**Task brief**
All of the data must be printed exactly; please include every line.

<<<<

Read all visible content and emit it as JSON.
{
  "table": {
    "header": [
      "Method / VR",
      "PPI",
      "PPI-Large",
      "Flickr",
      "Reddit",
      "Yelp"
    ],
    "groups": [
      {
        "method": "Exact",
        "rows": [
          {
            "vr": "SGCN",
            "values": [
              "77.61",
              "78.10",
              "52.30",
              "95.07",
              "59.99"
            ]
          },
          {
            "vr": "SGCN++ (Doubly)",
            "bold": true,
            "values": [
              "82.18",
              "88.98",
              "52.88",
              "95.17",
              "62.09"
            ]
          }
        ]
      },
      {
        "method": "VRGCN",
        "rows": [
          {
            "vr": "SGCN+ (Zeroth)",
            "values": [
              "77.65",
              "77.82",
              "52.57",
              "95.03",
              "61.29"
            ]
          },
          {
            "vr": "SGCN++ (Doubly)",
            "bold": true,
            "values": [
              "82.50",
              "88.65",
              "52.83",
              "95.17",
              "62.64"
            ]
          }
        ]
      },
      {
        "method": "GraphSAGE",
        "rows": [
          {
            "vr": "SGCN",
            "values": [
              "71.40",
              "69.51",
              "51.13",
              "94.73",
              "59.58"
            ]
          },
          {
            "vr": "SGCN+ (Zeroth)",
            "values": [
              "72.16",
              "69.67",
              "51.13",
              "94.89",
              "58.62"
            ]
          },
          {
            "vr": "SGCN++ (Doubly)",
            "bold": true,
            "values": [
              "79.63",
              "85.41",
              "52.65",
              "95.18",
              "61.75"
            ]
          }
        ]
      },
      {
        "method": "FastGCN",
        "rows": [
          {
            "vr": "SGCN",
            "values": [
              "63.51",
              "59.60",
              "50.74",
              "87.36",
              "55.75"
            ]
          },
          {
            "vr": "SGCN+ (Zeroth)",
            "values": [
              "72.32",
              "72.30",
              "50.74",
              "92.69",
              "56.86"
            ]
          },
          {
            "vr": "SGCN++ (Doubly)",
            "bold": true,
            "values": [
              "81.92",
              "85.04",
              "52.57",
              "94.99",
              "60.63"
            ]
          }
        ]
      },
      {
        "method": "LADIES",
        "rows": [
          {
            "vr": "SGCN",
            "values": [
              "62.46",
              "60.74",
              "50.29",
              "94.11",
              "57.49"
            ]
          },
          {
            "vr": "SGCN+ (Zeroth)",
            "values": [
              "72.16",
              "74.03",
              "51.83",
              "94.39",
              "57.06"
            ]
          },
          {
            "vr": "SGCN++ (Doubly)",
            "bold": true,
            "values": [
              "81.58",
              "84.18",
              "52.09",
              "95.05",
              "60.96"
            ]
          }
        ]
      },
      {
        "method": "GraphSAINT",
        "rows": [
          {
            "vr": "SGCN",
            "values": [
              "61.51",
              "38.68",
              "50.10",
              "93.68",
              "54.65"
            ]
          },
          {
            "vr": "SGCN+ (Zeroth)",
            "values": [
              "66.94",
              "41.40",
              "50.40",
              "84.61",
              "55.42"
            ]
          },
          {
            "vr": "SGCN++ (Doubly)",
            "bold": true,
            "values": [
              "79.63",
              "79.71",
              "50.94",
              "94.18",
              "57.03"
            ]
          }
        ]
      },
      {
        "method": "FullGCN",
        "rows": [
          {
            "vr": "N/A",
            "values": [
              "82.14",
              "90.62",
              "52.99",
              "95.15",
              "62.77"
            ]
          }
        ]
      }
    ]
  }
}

>>>>

**Worked solution**
Read all visible content and emit it as JSON.
{
  "table": {
    "header": [
      "Method / VR",
      "PPI",
      "PPI-Large",
      "Flickr",
      "Reddit",
      "Yelp"
    ],
    "groups": [
      {
        "method": "Exact",
        "rows": [
          {
            "vr": "SGCN",
            "values": [
              "77.61",
              "78.10",
              "52.30",
              "95.07",
              "59.99"
            ]
          },
          {
            "vr": "SGCN++ (Doubly)",
            "bold": true,
            "values": [
              "82.18",
              "88.98",
              "52.88",
              "95.17",
              "62.09"
            ]
          }
        ]
      },
      {
        "method": "VRGCN",
        "rows": [
          {
            "vr": "SGCN+ (Zeroth)",
            "values": [
              "77.65",
              "77.82",
              "52.57",
              "95.03",
              "61.29"
            ]
          },
          {
            "vr": "SGCN++ (Doubly)",
            "bold": true,
            "values": [
              "82.50",
              "88.65",
              "52.83",
              "95.17",
              "62.64"
            ]
          }
        ]
      },
      {
        "method": "GraphSAGE",
        "rows": [
          {
            "vr": "SGCN",
            "values": [
              "71.40",
              "69.51",
              "51.13",
              "94.73",
              "59.58"
            ]
          },
          {
            "vr": "SGCN+ (Zeroth)",
            "values": [
              "72.16",
              "69.67",
              "51.13",
              "94.89",
              "58.62"
            ]
          },
          {
            "vr": "SGCN++ (Doubly)",
            "bold": true,
            "values": [
              "79.63",
              "85.41",
              "52.65",
              "95.18",
              "61.75"
            ]
          }
        ]
      },
      {
        "method": "FastGCN",
        "rows": [
          {
            "vr": "SGCN",
            "values": [
              "63.51",
              "59.60",
              "50.74",
              "87.36",
              "55.75"
            ]
          },
          {
            "vr": "SGCN+ (Zeroth)",
            "values": [
              "72.32",
              "72.30",
              "50.74",
              "92.69",
              "56.86"
            ]
          },
          {
            "vr": "SGCN++ (Doubly)",
            "bold": true,
            "values": [
              "81.92",
              "85.04",
              "52.57",
              "94.99",
              "60.63"
            ]
          }
        ]
      },
      {
        "method": "LADIES",
        "rows": [
          {
            "vr": "SGCN",
            "values": [
              "62.46",
              "60.74",
              "50.29",
              "94.11",
              "57.49"
            ]
          },
          {
            "vr": "SGCN+ (Zeroth)",
            "values": [
              "72.16",
              "74.03",
              "51.83",
              "94.39",
              "57.06"
            ]
          },
          {
            "vr": "SGCN++ (Doubly)",
            "bold": true,
            "values": [
              "81.58",
              "84.18",
              "52.09",
              "95.05",
              "60.96"
            ]
          }
        ]
      },
      {
        "method": "GraphSAINT",
        "rows": [
          {
            "vr": "SGCN",
            "values": [
              "61.51",
              "38.68",
              "50.10",
              "93.68",
              "54.65"
            ]
          },
          {
            "vr": "SGCN+ (Zeroth)",
            "values": [
              "66.94",
              "41.40",
              "50.40",
              "84.61",
              "55.42"
            ]
          },
          {
            "vr": "SGCN++ (Doubly)",
            "bold": true,
            "values": [
              "79.63",
              "79.71",
              "50.94",
              "94.18",
              "57.03"
            ]
          }
        ]
      },
      {
        "method": "FullGCN",
        "rows": [
          {
            "vr": "N/A",
            "values": [
              "82.14",
              "90.62",
              "52.99",
              "95.15",
              "62.77"
            ]
          }
        ]
      }
    ]
  }
}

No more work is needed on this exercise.